Goal of the exercise>
Drop every picture and give the entries back exactly.

--- Data listing ---

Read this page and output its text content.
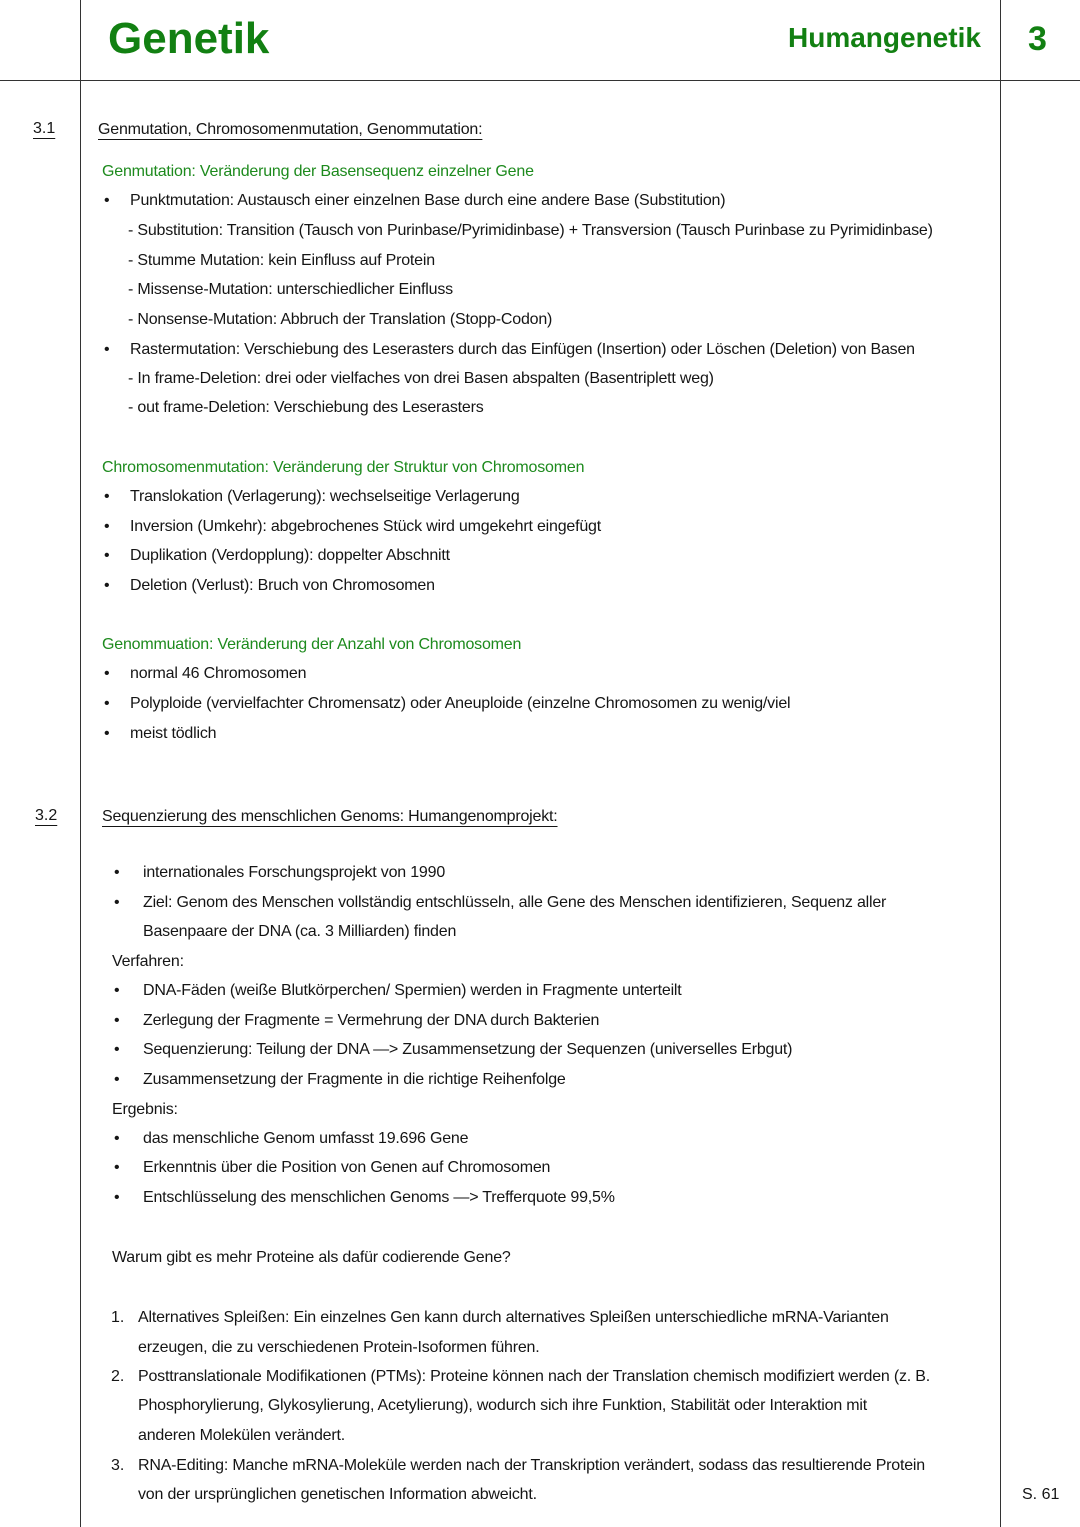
Genetik	Humangenetik 3
3.1
3.2
Genmutation, Chromosomenmutation, Genommutation:
Genmutation: Veränderung der Basensequenz einzelner Gene
• Punktmutation: Austausch einer einzelnen Base durch eine andere Base (Substitution)
- Substitution: Transition (Tausch von Purinbase/Pyrimidinbase) + Transversion (Tausch Purinbase zu Pyrimidinbase)
- Stumme Mutation: kein Einfluss auf Protein
- Missense-Mutation: unterschiedlicher Einfluss
- Nonsense-Mutation: Abbruch der Translation (Stopp-Codon)
• Rastermutation: Verschiebung des Leserasters durch das Einfügen (Insertion) oder Löschen (Deletion) von Basen
- In frame-Deletion: drei oder vielfaches von drei Basen abspalten (Basentriplett weg)
- out frame-Deletion: Verschiebung des Leserasters
Chromosomenmutation: Veränderung der Struktur von Chromosomen
• Translokation (Verlagerung): wechselseitige Verlagerung
• Inversion (Umkehr): abgebrochenes Stück wird umgekehrt eingefügt
• Duplikation (Verdopplung): doppelter Abschnitt
• Deletion (Verlust): Bruch von Chromosomen
Genommuation: Veränderung der Anzahl von Chromosomen
• normal 46 Chromosomen
• Polyploide (vervielfachter Chromensatz) oder Aneuploide (einzelne Chromosomen zu wenig/viel
• meist tödlich
Sequenzierung des menschlichen Genoms: Humangenomprojekt:
• internationales Forschungsprojekt von 1990
• Ziel: Genom des Menschen vollständig entschlüsseln, alle Gene des Menschen identifizieren, Sequenz aller
Basenpaare der DNA (ca. 3 Milliarden) finden
Verfahren:
• DNA-Fäden (weiße Blutkörperchen/ Spermien) werden in Fragmente unterteilt
• Zerlegung der Fragmente = Vermehrung der DNA durch Bakterien
• Sequenzierung: Teilung der DNA —> Zusammensetzung der Sequenzen (universelles Erbgut)
• Zusammensetzung der Fragmente in die richtige Reihenfolge
Ergebnis:
• das menschliche Genom umfasst 19.696 Gene
• Erkenntnis über die Position von Genen auf Chromosomen
• Entschlüsselung des menschlichen Genoms —> Trefferquote 99,5%
Warum gibt es mehr Proteine als dafür codierende Gene?
1. Alternatives Spleißen: Ein einzelnes Gen kann durch alternatives Spleißen unterschiedliche mRNA-Varianten
erzeugen, die zu verschiedenen Protein-Isoformen führen.
2. Posttranslationale Modifikationen (PTMs): Proteine können nach der Translation chemisch modifiziert werden (z. B.
Phosphorylierung, Glykosylierung, Acetylierung), wodurch sich ihre Funktion, Stabilität oder Interaktion mit
anderen Molekülen verändert.
3. RNA-Editing: Manche mRNA-Moleküle werden nach der Transkription verändert, sodass das resultierende Protein
von der ursprünglichen genetischen Information abweicht.	S. 61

---

Written response>
Read this page and output its text content.
Genetik	Humangenetik 3
3.1
3.2
Genmutation, Chromosomenmutation, Genommutation:
Genmutation: Veränderung der Basensequenz einzelner Gene
• Punktmutation: Austausch einer einzelnen Base durch eine andere Base (Substitution)
- Substitution: Transition (Tausch von Purinbase/Pyrimidinbase) + Transversion (Tausch Purinbase zu Pyrimidinbase)
- Stumme Mutation: kein Einfluss auf Protein
- Missense-Mutation: unterschiedlicher Einfluss
- Nonsense-Mutation: Abbruch der Translation (Stopp-Codon)
• Rastermutation: Verschiebung des Leserasters durch das Einfügen (Insertion) oder Löschen (Deletion) von Basen
- In frame-Deletion: drei oder vielfaches von drei Basen abspalten (Basentriplett weg)
- out frame-Deletion: Verschiebung des Leserasters
Chromosomenmutation: Veränderung der Struktur von Chromosomen
• Translokation (Verlagerung): wechselseitige Verlagerung
• Inversion (Umkehr): abgebrochenes Stück wird umgekehrt eingefügt
• Duplikation (Verdopplung): doppelter Abschnitt
• Deletion (Verlust): Bruch von Chromosomen
Genommuation: Veränderung der Anzahl von Chromosomen
• normal 46 Chromosomen
• Polyploide (vervielfachter Chromensatz) oder Aneuploide (einzelne Chromosomen zu wenig/viel
• meist tödlich
Sequenzierung des menschlichen Genoms: Humangenomprojekt:
• internationales Forschungsprojekt von 1990
• Ziel: Genom des Menschen vollständig entschlüsseln, alle Gene des Menschen identifizieren, Sequenz aller
Basenpaare der DNA (ca. 3 Milliarden) finden
Verfahren:
• DNA-Fäden (weiße Blutkörperchen/ Spermien) werden in Fragmente unterteilt
• Zerlegung der Fragmente = Vermehrung der DNA durch Bakterien
• Sequenzierung: Teilung der DNA —> Zusammensetzung der Sequenzen (universelles Erbgut)
• Zusammensetzung der Fragmente in die richtige Reihenfolge
Ergebnis:
• das menschliche Genom umfasst 19.696 Gene
• Erkenntnis über die Position von Genen auf Chromosomen
• Entschlüsselung des menschlichen Genoms —> Trefferquote 99,5%
Warum gibt es mehr Proteine als dafür codierende Gene?
1. Alternatives Spleißen: Ein einzelnes Gen kann durch alternatives Spleißen unterschiedliche mRNA-Varianten
erzeugen, die zu verschiedenen Protein-Isoformen führen.
2. Posttranslationale Modifikationen (PTMs): Proteine können nach der Translation chemisch modifiziert werden (z. B.
Phosphorylierung, Glykosylierung, Acetylierung), wodurch sich ihre Funktion, Stabilität oder Interaktion mit
anderen Molekülen verändert.
3. RNA-Editing: Manche mRNA-Moleküle werden nach der Transkription verändert, sodass das resultierende Protein
von der ursprünglichen genetischen Information abweicht.	S. 61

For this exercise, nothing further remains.